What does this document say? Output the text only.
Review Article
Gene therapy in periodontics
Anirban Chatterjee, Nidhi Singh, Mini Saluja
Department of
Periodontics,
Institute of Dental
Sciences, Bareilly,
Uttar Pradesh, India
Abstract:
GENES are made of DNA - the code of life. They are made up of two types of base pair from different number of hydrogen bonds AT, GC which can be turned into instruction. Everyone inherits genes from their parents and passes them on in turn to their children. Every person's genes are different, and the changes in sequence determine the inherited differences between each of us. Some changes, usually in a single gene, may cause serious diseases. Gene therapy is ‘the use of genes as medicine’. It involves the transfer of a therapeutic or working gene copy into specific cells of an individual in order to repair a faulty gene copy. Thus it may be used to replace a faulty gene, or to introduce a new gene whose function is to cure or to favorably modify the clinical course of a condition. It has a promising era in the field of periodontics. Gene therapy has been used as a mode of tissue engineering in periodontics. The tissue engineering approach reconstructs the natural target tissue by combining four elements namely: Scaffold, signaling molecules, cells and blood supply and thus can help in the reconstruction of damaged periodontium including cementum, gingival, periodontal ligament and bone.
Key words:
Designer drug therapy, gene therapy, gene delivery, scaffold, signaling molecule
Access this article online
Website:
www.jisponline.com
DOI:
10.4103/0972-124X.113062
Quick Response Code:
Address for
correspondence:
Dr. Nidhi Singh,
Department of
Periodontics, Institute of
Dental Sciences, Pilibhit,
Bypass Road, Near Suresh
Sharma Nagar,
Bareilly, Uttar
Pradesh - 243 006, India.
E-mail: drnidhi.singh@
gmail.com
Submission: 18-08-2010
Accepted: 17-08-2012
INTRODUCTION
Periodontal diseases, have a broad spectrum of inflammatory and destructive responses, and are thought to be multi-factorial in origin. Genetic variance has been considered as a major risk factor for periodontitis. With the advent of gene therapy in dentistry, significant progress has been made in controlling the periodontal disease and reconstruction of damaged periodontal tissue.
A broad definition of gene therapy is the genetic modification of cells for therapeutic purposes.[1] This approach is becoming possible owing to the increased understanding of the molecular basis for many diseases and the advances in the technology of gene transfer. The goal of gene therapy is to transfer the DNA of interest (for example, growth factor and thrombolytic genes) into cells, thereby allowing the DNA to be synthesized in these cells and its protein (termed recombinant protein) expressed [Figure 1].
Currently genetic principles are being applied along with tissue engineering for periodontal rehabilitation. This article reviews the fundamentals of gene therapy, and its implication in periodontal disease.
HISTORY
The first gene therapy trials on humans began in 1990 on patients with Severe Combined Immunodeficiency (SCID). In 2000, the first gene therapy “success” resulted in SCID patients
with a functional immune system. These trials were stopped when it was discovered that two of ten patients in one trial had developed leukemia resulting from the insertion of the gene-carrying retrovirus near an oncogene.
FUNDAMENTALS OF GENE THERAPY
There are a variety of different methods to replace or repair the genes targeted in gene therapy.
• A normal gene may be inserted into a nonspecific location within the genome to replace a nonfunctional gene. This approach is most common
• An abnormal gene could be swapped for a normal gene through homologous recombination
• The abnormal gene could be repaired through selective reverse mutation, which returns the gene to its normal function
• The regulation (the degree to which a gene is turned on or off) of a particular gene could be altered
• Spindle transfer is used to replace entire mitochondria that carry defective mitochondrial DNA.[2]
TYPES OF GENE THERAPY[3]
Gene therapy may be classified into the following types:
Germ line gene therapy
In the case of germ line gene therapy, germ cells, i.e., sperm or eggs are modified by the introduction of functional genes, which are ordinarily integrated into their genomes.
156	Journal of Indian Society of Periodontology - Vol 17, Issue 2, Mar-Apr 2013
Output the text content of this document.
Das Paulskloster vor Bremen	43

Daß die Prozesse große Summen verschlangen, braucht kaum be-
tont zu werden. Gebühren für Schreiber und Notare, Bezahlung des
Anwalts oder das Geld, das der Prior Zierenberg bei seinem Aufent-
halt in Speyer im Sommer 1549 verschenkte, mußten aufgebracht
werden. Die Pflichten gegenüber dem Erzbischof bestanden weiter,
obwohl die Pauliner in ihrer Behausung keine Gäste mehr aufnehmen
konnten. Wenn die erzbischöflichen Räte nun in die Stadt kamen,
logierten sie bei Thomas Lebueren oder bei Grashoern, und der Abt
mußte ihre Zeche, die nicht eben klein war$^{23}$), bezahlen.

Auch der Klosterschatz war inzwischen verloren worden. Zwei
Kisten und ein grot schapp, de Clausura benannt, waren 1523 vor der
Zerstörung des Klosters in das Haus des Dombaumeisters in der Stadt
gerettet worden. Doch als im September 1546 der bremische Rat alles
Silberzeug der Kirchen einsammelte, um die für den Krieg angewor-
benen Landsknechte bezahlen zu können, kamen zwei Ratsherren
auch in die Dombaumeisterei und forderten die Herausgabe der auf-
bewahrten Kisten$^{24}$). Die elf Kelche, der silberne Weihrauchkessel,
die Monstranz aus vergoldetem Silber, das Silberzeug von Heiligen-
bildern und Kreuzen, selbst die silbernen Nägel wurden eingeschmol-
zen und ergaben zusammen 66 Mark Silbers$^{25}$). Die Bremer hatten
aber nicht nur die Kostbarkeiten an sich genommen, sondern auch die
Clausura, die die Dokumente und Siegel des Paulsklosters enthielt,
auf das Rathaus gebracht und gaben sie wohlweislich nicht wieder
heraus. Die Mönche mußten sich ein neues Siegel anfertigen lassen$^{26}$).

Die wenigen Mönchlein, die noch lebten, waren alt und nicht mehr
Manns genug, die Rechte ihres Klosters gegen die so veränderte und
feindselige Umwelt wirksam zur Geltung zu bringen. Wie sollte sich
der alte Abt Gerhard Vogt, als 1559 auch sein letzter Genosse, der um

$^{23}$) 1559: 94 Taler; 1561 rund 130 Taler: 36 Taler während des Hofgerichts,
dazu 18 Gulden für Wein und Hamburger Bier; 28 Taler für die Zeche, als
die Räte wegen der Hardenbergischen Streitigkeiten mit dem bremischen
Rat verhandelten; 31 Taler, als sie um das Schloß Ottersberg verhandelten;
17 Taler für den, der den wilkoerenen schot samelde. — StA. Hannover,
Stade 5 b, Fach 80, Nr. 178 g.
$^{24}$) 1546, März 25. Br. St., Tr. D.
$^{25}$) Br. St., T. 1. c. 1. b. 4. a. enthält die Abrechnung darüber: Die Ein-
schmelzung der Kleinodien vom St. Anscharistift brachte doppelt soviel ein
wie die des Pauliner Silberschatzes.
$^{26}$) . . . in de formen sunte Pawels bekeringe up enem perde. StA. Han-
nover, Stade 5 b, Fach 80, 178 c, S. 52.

• _GOAL OF THE EXERCISE_
From the listing above, copy all lines holding the word "nicht".

• _ANSWER AREA_
mußte ihre Zeche, die nicht eben klein war$^{23}$), bezahlen.
aber nicht nur die Kostbarkeiten an sich genommen, sondern auch die
auf das Rathaus gebracht und gaben sie wohlweislich nicht wieder
Die wenigen Mönchlein, die noch lebten, waren alt und nicht mehr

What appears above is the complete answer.